[Items from a data source]

start

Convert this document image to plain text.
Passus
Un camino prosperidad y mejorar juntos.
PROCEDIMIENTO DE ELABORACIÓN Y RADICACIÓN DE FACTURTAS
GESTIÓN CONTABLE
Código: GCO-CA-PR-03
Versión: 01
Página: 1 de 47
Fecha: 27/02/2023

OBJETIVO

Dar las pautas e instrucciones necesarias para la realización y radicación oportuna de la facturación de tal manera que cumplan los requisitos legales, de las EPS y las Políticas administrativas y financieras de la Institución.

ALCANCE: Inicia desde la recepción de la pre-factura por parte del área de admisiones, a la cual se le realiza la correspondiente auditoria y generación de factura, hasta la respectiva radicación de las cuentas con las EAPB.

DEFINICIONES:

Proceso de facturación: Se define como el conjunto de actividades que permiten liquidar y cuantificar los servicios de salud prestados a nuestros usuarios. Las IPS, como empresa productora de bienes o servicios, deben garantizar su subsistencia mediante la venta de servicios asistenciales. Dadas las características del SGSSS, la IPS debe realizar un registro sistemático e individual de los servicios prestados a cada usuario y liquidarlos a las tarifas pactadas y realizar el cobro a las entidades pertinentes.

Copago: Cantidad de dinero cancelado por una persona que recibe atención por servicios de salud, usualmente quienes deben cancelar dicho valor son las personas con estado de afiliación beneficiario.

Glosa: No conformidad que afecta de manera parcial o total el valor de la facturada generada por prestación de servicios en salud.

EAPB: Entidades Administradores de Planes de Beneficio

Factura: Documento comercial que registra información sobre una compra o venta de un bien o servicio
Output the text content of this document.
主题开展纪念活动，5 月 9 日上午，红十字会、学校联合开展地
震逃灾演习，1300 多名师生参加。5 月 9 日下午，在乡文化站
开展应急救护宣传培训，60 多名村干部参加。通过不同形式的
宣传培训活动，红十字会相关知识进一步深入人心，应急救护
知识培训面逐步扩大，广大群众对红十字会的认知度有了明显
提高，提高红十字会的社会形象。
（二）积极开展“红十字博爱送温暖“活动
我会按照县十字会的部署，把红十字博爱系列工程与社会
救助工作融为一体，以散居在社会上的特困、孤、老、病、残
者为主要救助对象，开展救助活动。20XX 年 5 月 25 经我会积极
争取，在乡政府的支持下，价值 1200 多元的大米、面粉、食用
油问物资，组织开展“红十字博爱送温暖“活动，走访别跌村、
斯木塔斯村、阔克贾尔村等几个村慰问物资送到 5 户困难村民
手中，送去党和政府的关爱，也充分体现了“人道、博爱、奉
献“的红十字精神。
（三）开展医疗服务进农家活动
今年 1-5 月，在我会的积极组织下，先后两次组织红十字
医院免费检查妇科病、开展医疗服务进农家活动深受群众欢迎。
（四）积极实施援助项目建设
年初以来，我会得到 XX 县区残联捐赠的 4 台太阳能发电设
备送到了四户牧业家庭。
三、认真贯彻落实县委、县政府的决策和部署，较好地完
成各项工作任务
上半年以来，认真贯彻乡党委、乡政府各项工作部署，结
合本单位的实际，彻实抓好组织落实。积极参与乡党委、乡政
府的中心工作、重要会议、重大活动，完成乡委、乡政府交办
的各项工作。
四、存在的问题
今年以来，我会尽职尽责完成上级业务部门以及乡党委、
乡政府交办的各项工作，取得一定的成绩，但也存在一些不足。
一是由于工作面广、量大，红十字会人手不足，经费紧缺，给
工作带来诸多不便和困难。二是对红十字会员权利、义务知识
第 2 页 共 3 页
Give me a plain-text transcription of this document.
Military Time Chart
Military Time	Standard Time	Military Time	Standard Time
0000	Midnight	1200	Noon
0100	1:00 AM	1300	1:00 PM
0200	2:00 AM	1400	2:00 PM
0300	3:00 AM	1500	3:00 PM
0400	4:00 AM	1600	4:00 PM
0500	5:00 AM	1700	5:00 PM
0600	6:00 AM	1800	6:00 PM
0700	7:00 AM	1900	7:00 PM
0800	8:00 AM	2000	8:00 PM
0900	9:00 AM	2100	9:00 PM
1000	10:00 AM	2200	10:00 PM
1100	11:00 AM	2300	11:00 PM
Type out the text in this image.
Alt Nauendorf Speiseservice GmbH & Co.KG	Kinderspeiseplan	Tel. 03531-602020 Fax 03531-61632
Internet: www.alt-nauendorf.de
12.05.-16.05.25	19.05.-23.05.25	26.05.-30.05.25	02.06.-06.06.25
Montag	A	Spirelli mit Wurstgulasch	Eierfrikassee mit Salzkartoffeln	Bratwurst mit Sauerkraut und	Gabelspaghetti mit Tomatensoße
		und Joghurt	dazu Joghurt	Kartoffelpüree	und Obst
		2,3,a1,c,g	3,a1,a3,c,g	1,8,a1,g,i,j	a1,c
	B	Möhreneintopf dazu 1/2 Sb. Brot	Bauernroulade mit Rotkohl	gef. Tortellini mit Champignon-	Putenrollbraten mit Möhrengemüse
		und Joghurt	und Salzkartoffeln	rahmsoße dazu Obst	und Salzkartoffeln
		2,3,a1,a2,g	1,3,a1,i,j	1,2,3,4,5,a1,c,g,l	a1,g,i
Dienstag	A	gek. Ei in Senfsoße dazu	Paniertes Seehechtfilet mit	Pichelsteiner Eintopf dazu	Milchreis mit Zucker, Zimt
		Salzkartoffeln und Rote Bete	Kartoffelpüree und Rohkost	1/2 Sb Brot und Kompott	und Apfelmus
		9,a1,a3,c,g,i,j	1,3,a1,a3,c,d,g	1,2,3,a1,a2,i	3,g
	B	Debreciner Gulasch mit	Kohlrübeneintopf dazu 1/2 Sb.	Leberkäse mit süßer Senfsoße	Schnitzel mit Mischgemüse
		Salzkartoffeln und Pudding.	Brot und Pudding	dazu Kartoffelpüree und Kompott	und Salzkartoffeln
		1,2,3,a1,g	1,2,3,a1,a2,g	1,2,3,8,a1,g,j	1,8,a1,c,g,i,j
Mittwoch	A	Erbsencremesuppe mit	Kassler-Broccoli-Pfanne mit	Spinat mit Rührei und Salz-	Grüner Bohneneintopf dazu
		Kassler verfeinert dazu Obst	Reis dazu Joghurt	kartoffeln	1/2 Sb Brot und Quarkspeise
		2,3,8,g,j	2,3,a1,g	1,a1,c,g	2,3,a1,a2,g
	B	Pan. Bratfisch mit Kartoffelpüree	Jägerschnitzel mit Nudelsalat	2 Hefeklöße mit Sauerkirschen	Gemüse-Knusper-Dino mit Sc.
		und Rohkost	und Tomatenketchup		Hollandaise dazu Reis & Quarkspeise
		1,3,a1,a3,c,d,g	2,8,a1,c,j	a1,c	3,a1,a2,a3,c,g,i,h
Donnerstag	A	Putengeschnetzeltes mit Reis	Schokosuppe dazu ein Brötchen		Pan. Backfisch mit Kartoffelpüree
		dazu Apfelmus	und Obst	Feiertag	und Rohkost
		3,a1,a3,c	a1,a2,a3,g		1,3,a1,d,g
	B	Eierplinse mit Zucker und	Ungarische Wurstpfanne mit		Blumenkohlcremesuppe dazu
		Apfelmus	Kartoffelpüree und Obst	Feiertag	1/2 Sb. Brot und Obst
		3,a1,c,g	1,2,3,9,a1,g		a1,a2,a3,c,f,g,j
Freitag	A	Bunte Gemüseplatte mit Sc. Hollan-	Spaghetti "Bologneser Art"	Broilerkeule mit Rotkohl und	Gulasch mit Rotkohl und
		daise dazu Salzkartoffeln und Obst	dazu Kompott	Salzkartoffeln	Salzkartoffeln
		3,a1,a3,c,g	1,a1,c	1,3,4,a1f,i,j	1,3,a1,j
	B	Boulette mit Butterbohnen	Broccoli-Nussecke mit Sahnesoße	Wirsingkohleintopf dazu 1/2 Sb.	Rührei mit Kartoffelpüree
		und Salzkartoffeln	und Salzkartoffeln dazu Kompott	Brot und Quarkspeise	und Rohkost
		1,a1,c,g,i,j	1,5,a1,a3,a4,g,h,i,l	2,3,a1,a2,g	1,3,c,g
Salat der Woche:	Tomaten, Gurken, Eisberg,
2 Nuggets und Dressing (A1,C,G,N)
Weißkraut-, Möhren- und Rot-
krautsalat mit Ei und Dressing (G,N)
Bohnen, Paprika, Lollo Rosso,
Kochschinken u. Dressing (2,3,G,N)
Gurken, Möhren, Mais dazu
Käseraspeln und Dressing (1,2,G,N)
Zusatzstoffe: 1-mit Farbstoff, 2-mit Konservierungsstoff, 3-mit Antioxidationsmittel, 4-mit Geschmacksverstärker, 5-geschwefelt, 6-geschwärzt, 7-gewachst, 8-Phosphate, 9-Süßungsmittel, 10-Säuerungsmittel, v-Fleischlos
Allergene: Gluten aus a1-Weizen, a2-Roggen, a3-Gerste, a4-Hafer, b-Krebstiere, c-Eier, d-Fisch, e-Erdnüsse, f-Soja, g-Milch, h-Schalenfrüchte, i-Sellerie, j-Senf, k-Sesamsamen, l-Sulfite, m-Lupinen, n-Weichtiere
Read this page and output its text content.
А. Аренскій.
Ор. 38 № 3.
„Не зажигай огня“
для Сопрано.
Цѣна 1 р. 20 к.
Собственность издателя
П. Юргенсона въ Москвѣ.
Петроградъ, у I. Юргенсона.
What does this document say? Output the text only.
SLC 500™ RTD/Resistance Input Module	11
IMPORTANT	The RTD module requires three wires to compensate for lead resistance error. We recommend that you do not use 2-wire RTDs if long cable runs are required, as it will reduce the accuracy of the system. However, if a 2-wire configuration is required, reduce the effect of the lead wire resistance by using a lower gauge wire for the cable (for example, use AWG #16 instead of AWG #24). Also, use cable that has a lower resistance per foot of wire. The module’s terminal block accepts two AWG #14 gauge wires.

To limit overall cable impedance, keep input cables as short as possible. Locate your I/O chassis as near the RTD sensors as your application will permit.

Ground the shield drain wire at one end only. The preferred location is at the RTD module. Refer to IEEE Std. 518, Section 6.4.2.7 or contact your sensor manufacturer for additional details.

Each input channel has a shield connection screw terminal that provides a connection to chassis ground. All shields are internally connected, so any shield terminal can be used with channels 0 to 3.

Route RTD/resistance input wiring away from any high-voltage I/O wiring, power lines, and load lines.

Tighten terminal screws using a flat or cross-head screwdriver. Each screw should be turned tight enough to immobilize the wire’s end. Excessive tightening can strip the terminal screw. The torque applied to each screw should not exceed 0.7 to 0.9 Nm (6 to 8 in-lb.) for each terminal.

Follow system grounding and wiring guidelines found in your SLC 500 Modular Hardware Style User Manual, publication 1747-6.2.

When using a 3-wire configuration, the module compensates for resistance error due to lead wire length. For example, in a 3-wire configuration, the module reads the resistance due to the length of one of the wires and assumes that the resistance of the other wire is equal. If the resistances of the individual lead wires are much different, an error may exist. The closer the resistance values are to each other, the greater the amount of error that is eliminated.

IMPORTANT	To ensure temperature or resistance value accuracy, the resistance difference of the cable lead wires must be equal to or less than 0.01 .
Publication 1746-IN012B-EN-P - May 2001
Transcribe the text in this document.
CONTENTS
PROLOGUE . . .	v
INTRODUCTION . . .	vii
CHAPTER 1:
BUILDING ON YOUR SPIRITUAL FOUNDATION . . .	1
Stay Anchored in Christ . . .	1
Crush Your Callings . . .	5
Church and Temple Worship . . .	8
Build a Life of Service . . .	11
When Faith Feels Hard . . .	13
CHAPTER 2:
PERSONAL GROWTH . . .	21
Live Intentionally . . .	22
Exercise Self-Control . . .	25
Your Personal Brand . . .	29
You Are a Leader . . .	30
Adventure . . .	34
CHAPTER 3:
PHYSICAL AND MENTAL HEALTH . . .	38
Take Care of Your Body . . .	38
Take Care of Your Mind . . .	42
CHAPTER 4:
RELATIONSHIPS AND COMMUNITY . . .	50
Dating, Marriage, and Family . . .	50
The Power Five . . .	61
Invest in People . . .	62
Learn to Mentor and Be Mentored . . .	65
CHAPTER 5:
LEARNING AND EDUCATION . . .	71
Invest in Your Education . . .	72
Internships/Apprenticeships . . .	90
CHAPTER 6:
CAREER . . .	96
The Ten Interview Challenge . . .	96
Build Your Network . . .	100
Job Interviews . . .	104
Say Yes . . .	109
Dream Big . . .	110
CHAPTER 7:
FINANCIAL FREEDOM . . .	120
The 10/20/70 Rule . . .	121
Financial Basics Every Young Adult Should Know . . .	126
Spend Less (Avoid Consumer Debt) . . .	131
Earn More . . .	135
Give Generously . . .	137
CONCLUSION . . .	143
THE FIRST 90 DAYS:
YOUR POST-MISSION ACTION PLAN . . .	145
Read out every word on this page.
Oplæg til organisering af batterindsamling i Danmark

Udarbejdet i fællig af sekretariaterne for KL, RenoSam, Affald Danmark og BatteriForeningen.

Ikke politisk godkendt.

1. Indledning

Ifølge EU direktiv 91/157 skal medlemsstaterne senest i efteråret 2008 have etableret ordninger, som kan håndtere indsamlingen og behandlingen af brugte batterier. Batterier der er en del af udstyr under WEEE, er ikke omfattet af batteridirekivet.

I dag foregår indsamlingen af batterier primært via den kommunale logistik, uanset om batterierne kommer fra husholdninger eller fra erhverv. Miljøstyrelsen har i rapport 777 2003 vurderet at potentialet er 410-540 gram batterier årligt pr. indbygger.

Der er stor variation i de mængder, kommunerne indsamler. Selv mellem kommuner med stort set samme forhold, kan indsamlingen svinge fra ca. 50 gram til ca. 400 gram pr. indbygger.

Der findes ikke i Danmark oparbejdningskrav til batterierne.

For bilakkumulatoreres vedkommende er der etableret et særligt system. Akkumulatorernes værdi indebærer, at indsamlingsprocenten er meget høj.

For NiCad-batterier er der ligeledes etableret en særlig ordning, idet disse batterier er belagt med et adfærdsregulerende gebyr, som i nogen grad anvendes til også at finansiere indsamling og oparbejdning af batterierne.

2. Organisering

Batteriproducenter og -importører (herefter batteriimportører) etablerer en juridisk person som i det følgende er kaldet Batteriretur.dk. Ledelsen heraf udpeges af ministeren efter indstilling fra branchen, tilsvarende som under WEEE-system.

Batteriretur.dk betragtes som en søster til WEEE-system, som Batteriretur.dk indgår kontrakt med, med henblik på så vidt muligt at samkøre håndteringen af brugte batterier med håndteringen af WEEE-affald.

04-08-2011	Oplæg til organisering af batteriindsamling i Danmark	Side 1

end

Your goal —
Count how many lines above contain the word "When". Reply with the number alone.

Result of this exercise —
2